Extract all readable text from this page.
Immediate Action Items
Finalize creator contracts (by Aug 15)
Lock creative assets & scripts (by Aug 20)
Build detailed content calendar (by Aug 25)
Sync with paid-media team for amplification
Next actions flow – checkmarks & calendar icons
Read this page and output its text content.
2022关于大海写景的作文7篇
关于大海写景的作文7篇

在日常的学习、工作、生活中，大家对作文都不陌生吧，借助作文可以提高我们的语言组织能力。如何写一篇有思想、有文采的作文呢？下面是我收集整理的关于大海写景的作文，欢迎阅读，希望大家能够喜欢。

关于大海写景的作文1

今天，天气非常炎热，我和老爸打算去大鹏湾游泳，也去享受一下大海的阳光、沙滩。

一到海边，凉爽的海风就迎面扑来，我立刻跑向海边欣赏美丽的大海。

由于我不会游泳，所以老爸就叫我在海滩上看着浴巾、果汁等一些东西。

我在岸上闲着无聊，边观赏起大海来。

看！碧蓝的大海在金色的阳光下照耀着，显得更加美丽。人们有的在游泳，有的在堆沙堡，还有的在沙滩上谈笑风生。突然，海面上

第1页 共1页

★ ★ ★

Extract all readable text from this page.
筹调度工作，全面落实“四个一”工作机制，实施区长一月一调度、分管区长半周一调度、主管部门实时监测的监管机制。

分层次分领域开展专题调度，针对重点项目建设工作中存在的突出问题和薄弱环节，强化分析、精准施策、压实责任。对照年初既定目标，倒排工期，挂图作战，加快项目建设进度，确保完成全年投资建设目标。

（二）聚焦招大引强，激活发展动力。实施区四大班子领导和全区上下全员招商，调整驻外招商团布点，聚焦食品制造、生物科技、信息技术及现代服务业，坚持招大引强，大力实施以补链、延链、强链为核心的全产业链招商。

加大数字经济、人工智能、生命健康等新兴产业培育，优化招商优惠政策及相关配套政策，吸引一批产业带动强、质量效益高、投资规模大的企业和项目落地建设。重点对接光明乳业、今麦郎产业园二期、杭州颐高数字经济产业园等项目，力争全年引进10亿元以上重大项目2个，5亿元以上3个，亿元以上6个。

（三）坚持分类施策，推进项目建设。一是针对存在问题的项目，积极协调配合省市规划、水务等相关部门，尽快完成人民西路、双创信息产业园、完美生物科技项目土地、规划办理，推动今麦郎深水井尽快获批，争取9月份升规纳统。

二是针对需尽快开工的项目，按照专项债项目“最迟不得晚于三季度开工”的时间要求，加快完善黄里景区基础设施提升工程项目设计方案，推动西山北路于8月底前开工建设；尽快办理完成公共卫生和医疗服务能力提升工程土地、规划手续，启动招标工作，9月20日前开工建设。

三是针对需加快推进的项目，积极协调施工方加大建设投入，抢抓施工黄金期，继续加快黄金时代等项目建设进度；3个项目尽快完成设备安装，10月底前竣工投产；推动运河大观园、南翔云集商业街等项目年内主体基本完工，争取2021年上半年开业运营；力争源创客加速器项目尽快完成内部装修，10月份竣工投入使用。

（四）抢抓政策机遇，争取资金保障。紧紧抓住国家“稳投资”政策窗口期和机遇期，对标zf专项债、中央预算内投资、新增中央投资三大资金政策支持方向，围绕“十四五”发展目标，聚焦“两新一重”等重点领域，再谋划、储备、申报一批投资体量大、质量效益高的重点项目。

★ ★ ★

**What the task requires:**
Track down the lines that include the word "content" and copy them.

**Output:**
Build detailed content calendar (by Aug 25)
Read this page and output its text content.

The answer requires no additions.